* **GIVEN TASK**
Copy the data precisely, keeping every character.

* **PROVIDED DATA**
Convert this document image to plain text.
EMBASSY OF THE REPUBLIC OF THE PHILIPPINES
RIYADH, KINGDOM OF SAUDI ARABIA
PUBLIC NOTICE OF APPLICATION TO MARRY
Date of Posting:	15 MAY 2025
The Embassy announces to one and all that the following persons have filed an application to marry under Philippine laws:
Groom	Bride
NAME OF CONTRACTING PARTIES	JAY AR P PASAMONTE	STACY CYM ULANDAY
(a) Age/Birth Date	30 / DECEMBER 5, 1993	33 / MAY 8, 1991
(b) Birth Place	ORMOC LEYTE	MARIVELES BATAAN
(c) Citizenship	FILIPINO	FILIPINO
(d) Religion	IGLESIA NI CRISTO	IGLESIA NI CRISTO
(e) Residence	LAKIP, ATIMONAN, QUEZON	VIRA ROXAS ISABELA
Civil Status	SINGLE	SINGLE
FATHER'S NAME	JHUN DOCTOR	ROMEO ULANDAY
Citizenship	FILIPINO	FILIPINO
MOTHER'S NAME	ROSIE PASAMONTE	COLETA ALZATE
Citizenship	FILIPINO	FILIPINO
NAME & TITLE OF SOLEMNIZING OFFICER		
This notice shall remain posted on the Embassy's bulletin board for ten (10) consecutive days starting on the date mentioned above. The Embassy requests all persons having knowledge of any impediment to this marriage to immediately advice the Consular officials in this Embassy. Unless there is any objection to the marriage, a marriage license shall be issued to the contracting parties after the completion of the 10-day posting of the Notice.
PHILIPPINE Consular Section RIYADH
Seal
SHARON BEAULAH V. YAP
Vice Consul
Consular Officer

* **EXERCISE SOLUTION**
Convert this document image to plain text.
EMBASSY OF THE REPUBLIC OF THE PHILIPPINES
RIYADH, KINGDOM OF SAUDI ARABIA
PUBLIC NOTICE OF APPLICATION TO MARRY
Date of Posting:	15 MAY 2025
The Embassy announces to one and all that the following persons have filed an application to marry under Philippine laws:
Groom	Bride
NAME OF CONTRACTING PARTIES	JAY AR P PASAMONTE	STACY CYM ULANDAY
(a) Age/Birth Date	30 / DECEMBER 5, 1993	33 / MAY 8, 1991
(b) Birth Place	ORMOC LEYTE	MARIVELES BATAAN
(c) Citizenship	FILIPINO	FILIPINO
(d) Religion	IGLESIA NI CRISTO	IGLESIA NI CRISTO
(e) Residence	LAKIP, ATIMONAN, QUEZON	VIRA ROXAS ISABELA
Civil Status	SINGLE	SINGLE
FATHER'S NAME	JHUN DOCTOR	ROMEO ULANDAY
Citizenship	FILIPINO	FILIPINO
MOTHER'S NAME	ROSIE PASAMONTE	COLETA ALZATE
Citizenship	FILIPINO	FILIPINO
NAME & TITLE OF SOLEMNIZING OFFICER		
This notice shall remain posted on the Embassy's bulletin board for ten (10) consecutive days starting on the date mentioned above. The Embassy requests all persons having knowledge of any impediment to this marriage to immediately advice the Consular officials in this Embassy. Unless there is any objection to the marriage, a marriage license shall be issued to the contracting parties after the completion of the 10-day posting of the Notice.
PHILIPPINE Consular Section RIYADH
Seal
SHARON BEAULAH V. YAP
Vice Consul
Consular Officer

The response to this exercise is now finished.